▶ **Directive**
Look through the lines and report how many include the word "million", giving nothing but the number.

* start Data to use *

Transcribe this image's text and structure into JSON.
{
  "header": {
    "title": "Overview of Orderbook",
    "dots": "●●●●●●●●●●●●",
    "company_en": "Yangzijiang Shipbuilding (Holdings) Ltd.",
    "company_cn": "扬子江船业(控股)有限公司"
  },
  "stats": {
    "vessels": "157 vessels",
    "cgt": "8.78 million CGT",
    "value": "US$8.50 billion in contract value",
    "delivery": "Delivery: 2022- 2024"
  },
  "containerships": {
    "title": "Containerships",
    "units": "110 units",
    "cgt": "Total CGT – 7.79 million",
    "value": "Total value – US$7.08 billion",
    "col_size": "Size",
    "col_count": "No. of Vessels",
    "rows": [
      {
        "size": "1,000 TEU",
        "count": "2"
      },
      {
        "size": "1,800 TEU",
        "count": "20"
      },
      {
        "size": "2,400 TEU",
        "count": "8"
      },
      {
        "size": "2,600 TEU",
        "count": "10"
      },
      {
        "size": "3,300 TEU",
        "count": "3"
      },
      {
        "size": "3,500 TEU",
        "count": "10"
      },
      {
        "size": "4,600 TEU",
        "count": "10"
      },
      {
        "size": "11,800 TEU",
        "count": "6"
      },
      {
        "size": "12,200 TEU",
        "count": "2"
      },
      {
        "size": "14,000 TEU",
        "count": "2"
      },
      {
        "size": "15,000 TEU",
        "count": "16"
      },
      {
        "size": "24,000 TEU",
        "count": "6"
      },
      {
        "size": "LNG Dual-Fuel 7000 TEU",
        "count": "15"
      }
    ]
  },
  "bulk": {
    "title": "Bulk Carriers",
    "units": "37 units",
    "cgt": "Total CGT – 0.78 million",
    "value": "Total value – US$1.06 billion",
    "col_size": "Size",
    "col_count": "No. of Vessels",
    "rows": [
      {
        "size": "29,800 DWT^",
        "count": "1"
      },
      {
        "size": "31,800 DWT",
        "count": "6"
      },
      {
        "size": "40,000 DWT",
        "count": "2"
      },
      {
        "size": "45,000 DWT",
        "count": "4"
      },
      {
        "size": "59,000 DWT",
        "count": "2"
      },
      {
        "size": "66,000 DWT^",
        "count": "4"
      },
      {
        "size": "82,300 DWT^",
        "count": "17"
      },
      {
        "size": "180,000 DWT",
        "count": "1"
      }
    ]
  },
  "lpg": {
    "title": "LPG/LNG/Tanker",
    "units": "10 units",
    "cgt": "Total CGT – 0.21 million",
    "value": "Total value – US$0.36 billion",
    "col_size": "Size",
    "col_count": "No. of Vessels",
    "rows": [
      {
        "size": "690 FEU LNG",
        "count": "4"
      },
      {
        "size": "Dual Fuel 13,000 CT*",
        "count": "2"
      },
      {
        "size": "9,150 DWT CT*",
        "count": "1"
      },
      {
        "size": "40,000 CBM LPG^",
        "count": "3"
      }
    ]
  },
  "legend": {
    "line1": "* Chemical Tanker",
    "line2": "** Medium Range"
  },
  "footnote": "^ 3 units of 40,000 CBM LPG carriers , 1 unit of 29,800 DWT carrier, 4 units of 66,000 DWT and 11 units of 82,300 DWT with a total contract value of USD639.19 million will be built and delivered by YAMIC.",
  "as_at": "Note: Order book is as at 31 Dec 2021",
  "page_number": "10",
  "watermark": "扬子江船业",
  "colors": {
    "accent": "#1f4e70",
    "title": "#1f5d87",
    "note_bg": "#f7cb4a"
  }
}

* end Data to use *

▶ **Completed exercise**
5